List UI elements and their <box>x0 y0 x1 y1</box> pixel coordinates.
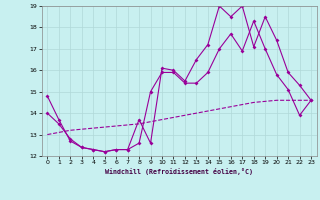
X-axis label: Windchill (Refroidissement éolien,°C): Windchill (Refroidissement éolien,°C) <box>105 168 253 175</box>
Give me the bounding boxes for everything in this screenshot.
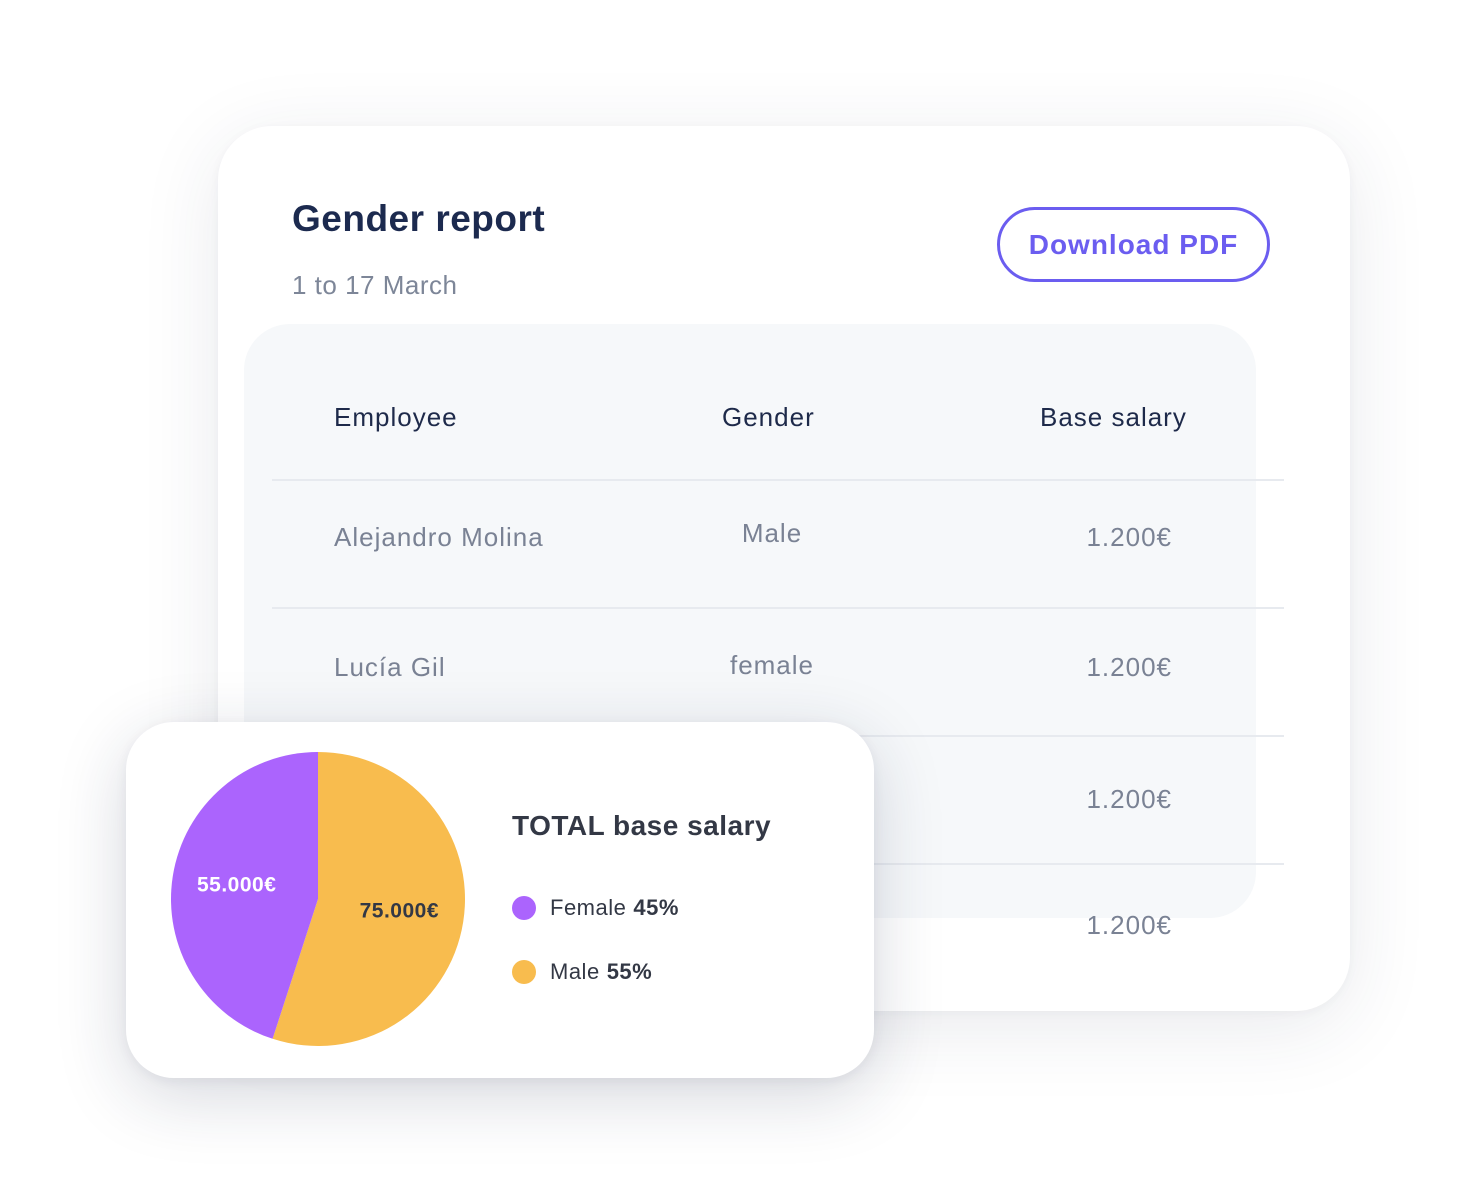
table-row-2-gender: female (729, 650, 815, 680)
legend-value-male: 55% (606, 959, 653, 984)
legend-item-female: Female 45% (512, 893, 679, 923)
pie-label-female: 55.000€ (197, 874, 276, 897)
column-header-base-salary[interactable]: Base salary (1040, 402, 1187, 432)
row-divider (272, 607, 1284, 609)
legend-dot-male (512, 960, 536, 984)
report-title: Gender report (292, 198, 546, 239)
download-pdf-button[interactable]: Download PDF (997, 207, 1270, 282)
legend-label-female: Female (550, 895, 627, 920)
pie-label-male: 75.000€ (360, 899, 439, 922)
table-row-1-employee: Alejandro Molina (334, 522, 544, 552)
legend-dot-female (512, 896, 536, 920)
table-row-1-gender: Male (741, 518, 803, 548)
table-row-3-salary: 1.200€ (1086, 784, 1172, 814)
legend-value-female: 45% (633, 895, 679, 920)
table-row-2-employee: Lucía Gil (334, 652, 446, 682)
column-header-employee[interactable]: Employee (334, 402, 458, 432)
pie-slice-male (272, 752, 466, 1046)
table-row-4-salary: 1.200€ (1086, 910, 1172, 940)
column-header-gender[interactable]: Gender (722, 402, 815, 432)
table-row-2-salary: 1.200€ (1086, 652, 1172, 682)
row-divider (272, 479, 1284, 481)
legend-item-male: Male 55% (512, 957, 652, 987)
report-date-range: 1 to 17 March (292, 270, 458, 300)
chart-title: TOTAL base salary (512, 810, 772, 841)
table-row-1-salary: 1.200€ (1086, 522, 1172, 552)
legend-label-male: Male (550, 959, 600, 984)
pie-slice-female (171, 751, 318, 1039)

★ ★ ★ ★

◆ **DESCRIPTION OF THE TASK**
Repeat the lines in the stretch from the one containing "table-row-2-gender: female (729, 650, 815, 680)" through the end of the entries, word for word.

◆ **SOLUTION TO THIS EXERCISE**
table-row-2-gender: female (729, 650, 815, 680)
legend-value-male: 55% (606, 959, 653, 984)
legend-item-female: Female 45% (512, 893, 679, 923)
pie-label-female: 55.000€ (197, 874, 276, 897)
column-header-base-salary[interactable]: Base salary (1040, 402, 1187, 432)
row-divider (272, 607, 1284, 609)
legend-dot-male (512, 960, 536, 984)
report-title: Gender report (292, 198, 546, 239)
download-pdf-button[interactable]: Download PDF (997, 207, 1270, 282)
legend-label-female: Female (550, 895, 627, 920)
pie-label-male: 75.000€ (360, 899, 439, 922)
table-row-1-employee: Alejandro Molina (334, 522, 544, 552)
legend-dot-female (512, 896, 536, 920)
table-row-1-gender: Male (741, 518, 803, 548)
table-row-3-salary: 1.200€ (1086, 784, 1172, 814)
legend-value-female: 45% (633, 895, 679, 920)
table-row-2-employee: Lucía Gil (334, 652, 446, 682)
column-header-employee[interactable]: Employee (334, 402, 458, 432)
pie-slice-male (272, 752, 466, 1046)
table-row-4-salary: 1.200€ (1086, 910, 1172, 940)
column-header-gender[interactable]: Gender (722, 402, 815, 432)
table-row-2-salary: 1.200€ (1086, 652, 1172, 682)
row-divider (272, 479, 1284, 481)
legend-item-male: Male 55% (512, 957, 652, 987)
report-date-range: 1 to 17 March (292, 270, 458, 300)
chart-title: TOTAL base salary (512, 810, 772, 841)
table-row-1-salary: 1.200€ (1086, 522, 1172, 552)
legend-label-male: Male (550, 959, 600, 984)
pie-slice-female (171, 751, 318, 1039)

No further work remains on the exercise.